---------- Given records ----------

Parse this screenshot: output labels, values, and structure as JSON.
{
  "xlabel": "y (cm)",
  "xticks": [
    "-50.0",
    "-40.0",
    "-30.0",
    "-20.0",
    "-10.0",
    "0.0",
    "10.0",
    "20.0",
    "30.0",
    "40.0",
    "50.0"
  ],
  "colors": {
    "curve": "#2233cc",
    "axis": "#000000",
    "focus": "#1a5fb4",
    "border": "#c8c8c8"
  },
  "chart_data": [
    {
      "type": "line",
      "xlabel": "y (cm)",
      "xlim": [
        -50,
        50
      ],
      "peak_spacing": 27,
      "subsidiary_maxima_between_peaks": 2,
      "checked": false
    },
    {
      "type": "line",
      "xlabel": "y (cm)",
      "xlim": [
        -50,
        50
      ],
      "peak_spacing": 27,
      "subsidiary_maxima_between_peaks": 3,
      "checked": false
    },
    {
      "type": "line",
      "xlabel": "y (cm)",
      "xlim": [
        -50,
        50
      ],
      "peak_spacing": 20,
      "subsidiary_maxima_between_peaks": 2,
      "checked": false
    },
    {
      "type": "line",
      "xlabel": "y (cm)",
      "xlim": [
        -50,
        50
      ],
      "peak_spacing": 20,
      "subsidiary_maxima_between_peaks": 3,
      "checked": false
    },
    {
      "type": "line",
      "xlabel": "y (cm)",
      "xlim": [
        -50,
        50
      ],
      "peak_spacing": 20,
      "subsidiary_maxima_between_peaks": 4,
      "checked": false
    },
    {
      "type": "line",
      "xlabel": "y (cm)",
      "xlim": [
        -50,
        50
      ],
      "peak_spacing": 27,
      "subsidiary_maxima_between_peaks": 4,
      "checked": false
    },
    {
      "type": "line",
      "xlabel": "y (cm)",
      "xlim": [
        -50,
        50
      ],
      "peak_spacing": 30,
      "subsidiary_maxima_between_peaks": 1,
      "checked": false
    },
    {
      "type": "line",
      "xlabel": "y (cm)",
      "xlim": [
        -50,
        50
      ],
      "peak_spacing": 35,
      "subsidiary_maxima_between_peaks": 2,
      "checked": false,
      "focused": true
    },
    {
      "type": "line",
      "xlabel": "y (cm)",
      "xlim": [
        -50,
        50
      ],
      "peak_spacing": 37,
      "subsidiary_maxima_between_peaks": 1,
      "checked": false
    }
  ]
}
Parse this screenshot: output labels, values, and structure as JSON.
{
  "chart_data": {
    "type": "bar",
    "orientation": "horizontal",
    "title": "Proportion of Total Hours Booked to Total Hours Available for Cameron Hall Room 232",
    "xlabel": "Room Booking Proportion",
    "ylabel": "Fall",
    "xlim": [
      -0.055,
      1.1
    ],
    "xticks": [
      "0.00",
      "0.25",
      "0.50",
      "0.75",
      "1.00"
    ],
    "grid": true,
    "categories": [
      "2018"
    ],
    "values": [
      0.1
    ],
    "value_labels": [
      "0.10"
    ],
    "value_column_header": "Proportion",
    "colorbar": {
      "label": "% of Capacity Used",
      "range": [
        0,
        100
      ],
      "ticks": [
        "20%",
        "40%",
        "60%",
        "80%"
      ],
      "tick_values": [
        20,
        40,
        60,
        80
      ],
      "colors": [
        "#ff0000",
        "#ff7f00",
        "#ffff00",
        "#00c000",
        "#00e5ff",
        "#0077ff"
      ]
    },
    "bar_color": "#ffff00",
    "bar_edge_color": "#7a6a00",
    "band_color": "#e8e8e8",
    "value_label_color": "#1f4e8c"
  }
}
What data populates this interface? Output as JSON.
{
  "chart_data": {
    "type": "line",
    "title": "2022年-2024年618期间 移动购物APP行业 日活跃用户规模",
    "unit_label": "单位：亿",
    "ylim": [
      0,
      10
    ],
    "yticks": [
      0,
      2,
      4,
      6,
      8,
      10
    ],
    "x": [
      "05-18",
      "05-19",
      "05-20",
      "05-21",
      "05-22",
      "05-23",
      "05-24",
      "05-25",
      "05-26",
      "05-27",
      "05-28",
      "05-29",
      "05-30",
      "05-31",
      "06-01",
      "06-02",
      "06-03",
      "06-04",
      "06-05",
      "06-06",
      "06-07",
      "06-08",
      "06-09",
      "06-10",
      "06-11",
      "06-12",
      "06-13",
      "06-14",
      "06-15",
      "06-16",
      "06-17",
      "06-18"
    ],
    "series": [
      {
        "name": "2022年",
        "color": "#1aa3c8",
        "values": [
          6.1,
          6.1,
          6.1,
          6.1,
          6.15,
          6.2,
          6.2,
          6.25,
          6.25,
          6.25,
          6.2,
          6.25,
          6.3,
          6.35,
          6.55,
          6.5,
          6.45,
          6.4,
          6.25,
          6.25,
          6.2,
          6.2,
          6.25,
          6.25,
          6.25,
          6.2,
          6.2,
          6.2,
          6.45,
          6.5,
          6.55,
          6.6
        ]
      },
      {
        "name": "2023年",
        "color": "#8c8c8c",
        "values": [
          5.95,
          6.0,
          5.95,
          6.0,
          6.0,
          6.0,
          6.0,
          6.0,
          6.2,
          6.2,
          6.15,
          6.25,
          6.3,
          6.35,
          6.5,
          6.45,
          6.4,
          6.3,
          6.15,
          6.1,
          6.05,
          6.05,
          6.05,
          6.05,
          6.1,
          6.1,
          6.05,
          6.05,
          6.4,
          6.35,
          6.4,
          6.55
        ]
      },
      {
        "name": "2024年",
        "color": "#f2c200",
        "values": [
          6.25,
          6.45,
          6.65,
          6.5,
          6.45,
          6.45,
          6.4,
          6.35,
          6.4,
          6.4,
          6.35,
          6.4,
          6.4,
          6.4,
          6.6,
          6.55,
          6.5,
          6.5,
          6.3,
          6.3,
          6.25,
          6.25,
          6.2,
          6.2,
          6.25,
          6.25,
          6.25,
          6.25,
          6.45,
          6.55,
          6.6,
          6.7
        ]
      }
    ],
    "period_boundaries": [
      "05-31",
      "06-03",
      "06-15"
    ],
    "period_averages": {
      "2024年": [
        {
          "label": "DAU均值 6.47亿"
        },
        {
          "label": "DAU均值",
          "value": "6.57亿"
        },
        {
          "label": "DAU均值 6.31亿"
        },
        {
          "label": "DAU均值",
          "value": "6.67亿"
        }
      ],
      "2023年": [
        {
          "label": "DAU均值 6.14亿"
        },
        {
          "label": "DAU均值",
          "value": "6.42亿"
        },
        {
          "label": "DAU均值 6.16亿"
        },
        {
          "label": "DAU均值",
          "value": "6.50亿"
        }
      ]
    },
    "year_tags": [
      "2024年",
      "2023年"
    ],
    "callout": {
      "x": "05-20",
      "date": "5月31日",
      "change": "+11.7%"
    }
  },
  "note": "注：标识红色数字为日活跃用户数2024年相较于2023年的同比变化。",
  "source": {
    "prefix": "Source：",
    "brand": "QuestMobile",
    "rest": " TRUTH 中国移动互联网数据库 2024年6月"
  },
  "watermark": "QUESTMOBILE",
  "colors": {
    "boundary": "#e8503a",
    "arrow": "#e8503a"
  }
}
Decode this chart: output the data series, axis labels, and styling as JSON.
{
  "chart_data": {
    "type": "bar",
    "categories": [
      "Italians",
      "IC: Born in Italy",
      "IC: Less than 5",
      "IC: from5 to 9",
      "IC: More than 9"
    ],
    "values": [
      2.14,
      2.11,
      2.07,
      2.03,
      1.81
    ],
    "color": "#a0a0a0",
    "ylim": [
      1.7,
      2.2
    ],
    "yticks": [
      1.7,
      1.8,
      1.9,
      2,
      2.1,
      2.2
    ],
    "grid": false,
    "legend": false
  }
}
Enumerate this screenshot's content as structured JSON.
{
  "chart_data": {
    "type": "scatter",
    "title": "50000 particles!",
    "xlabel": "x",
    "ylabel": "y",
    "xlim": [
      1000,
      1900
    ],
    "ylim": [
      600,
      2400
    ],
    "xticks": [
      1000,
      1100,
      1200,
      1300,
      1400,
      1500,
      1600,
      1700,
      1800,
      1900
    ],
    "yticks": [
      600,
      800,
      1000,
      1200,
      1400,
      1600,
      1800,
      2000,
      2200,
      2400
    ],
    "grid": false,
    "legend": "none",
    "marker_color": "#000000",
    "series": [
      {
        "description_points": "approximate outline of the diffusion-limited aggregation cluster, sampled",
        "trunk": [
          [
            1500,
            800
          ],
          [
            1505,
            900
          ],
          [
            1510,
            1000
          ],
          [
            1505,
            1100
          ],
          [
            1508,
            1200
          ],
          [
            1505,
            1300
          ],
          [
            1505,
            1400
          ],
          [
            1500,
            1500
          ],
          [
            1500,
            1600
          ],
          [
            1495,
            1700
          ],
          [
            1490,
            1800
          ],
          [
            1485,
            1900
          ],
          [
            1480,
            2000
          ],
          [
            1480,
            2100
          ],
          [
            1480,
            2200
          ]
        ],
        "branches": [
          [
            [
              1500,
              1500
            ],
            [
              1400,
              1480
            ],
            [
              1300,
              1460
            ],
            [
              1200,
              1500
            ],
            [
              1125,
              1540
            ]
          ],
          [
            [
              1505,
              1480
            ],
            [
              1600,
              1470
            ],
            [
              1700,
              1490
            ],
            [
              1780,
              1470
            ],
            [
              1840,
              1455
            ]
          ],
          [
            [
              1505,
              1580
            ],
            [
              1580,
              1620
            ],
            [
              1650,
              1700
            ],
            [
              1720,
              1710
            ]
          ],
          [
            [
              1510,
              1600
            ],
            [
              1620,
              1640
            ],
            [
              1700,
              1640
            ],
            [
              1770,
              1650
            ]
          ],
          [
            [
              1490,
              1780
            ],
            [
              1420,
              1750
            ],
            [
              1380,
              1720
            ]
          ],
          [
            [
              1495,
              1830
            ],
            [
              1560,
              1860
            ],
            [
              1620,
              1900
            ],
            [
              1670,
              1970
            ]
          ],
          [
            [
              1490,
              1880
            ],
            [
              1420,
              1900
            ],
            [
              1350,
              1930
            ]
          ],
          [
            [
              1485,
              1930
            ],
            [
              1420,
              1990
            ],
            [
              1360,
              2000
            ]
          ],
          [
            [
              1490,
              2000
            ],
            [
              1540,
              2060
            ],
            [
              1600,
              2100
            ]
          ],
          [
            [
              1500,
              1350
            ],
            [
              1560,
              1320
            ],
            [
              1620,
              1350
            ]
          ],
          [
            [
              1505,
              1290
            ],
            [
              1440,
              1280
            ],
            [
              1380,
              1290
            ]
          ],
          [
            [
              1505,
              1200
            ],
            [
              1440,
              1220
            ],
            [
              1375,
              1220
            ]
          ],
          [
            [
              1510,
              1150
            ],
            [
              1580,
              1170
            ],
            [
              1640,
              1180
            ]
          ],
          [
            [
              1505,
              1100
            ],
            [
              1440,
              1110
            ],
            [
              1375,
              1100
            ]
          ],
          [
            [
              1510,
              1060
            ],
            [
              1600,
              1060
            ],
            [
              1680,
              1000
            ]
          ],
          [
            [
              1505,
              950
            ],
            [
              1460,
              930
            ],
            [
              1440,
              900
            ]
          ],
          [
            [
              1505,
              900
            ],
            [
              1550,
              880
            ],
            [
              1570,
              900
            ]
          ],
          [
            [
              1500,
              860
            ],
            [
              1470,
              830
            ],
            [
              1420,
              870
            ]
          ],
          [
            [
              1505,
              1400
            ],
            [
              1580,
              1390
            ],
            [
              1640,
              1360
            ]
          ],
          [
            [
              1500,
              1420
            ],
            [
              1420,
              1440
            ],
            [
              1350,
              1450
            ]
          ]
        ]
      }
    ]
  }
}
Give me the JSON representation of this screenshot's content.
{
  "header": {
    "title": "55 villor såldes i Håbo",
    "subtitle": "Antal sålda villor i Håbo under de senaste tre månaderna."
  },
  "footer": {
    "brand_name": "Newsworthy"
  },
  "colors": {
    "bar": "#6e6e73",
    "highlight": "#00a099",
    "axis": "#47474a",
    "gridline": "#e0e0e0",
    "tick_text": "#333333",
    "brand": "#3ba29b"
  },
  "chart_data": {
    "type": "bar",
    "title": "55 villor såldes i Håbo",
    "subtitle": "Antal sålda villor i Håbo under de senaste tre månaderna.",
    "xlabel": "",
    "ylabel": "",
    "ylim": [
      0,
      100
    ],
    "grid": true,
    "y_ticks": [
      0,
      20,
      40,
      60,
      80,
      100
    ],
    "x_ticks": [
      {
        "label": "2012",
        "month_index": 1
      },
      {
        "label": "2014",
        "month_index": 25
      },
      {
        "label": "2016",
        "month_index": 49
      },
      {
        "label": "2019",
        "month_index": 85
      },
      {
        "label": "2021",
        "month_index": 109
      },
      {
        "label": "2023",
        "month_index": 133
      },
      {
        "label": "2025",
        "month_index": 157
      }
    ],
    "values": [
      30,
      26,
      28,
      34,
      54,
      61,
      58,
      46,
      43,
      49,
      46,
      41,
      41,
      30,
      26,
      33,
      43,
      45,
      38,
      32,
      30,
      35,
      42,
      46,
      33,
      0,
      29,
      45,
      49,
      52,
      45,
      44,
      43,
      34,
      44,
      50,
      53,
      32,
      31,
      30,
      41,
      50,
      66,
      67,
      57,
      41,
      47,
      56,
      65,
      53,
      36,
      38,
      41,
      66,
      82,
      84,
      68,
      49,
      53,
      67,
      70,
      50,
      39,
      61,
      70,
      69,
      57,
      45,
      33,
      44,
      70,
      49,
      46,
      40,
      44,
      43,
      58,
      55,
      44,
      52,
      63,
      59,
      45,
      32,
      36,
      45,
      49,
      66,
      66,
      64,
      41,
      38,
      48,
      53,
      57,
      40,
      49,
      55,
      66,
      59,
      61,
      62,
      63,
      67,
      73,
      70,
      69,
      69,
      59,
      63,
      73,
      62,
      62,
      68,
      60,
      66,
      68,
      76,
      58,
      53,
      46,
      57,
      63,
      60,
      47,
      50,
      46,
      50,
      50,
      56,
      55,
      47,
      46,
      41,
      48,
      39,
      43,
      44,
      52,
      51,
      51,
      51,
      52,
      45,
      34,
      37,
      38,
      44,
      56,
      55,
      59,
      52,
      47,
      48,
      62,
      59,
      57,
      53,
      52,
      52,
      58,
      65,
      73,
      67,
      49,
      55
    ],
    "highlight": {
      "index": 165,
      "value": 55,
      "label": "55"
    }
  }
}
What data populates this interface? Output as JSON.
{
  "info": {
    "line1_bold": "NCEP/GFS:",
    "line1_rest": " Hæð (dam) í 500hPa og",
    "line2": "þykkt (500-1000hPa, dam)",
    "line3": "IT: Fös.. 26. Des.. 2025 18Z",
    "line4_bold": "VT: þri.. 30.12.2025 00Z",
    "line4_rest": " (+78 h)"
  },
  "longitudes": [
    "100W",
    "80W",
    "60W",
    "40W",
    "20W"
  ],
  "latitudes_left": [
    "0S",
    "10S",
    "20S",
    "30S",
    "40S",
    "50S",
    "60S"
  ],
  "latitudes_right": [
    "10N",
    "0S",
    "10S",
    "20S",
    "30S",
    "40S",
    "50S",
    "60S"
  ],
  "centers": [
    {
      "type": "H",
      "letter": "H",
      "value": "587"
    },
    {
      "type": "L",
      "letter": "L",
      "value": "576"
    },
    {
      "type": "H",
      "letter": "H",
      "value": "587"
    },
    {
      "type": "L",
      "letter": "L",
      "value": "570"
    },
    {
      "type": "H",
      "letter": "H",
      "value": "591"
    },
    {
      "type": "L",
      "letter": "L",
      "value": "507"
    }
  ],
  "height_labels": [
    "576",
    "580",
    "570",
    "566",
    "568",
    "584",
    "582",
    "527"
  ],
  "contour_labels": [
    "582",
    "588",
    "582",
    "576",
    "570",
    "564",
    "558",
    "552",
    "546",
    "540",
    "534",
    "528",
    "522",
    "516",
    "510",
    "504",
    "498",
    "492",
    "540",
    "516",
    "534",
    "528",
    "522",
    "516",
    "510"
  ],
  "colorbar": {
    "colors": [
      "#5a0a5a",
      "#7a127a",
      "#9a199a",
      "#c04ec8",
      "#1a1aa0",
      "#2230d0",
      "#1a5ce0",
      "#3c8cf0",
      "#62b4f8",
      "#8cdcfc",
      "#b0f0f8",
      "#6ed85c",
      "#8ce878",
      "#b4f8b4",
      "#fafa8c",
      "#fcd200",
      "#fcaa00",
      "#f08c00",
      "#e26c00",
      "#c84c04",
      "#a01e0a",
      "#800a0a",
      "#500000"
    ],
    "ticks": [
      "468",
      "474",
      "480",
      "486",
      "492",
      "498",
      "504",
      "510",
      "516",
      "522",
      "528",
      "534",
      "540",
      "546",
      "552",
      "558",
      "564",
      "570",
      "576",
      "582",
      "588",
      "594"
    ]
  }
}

----------

**Short exercise**
Pull out every line above that holds the word "this".

**Finished task**
Parse this screenshot: output labels, values, and structure as JSON.
Parse this screenshot: output labels, values, and structure as JSON.
What data populates this interface? Output as JSON.
Decode this chart: output the data series, axis labels, and styling as JSON.
Enumerate this screenshot's content as structured JSON.
Give me the JSON representation of this screenshot's content.
What data populates this interface? Output as JSON.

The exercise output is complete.